>> start The data
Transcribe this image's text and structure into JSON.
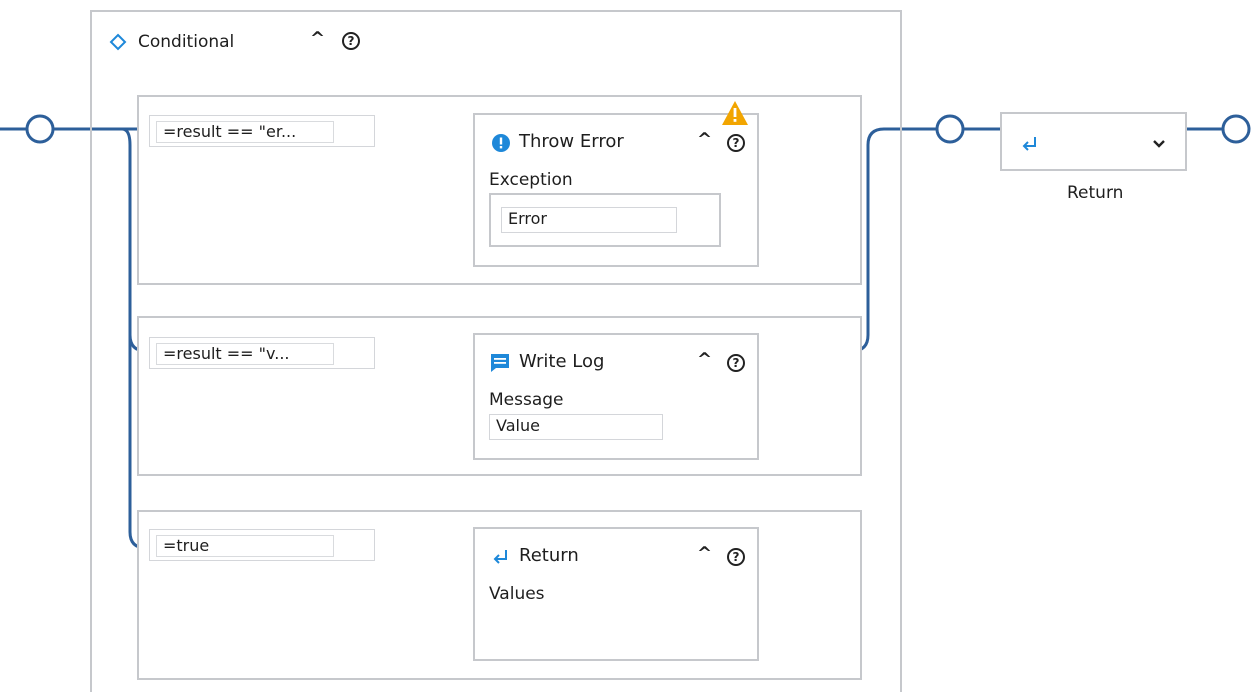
{
  "conditional": {
    "title": "Conditional",
    "icon": "diamond-icon",
    "collapse_icon": "chevron-up-icon",
    "help_icon": "help-circle-icon",
    "branches": [
      {
        "condition": "=result == \"er...",
        "activity": {
          "title": "Throw Error",
          "icon": "error-info-icon",
          "warning_icon": "warning-triangle-icon",
          "field_label": "Exception",
          "field_value": "Error"
        }
      },
      {
        "condition": "=result == \"v...",
        "activity": {
          "title": "Write Log",
          "icon": "message-icon",
          "field_label": "Message",
          "field_value": "Value"
        }
      },
      {
        "condition": "=true",
        "activity": {
          "title": "Return",
          "icon": "return-arrow-icon",
          "field_label": "Values"
        }
      }
    ]
  },
  "return_node": {
    "label": "Return",
    "icon": "return-arrow-icon",
    "dropdown_icon": "chevron-down-icon"
  },
  "colors": {
    "wire": "#2d5f9a",
    "border": "#c6c8cc",
    "accent_blue": "#1e88d9",
    "warning": "#f2a500"
  }
}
>> end The data
Stated goal: Go through the material above and print all of it exactly, except the pictures.

Answer for the task:
Transcribe this image's text and structure into JSON.
{
  "conditional": {
    "title": "Conditional",
    "icon": "diamond-icon",
    "collapse_icon": "chevron-up-icon",
    "help_icon": "help-circle-icon",
    "branches": [
      {
        "condition": "=result == \"er...",
        "activity": {
          "title": "Throw Error",
          "icon": "error-info-icon",
          "warning_icon": "warning-triangle-icon",
          "field_label": "Exception",
          "field_value": "Error"
        }
      },
      {
        "condition": "=result == \"v...",
        "activity": {
          "title": "Write Log",
          "icon": "message-icon",
          "field_label": "Message",
          "field_value": "Value"
        }
      },
      {
        "condition": "=true",
        "activity": {
          "title": "Return",
          "icon": "return-arrow-icon",
          "field_label": "Values"
        }
      }
    ]
  },
  "return_node": {
    "label": "Return",
    "icon": "return-arrow-icon",
    "dropdown_icon": "chevron-down-icon"
  },
  "colors": {
    "wire": "#2d5f9a",
    "border": "#c6c8cc",
    "accent_blue": "#1e88d9",
    "warning": "#f2a500"
  }
}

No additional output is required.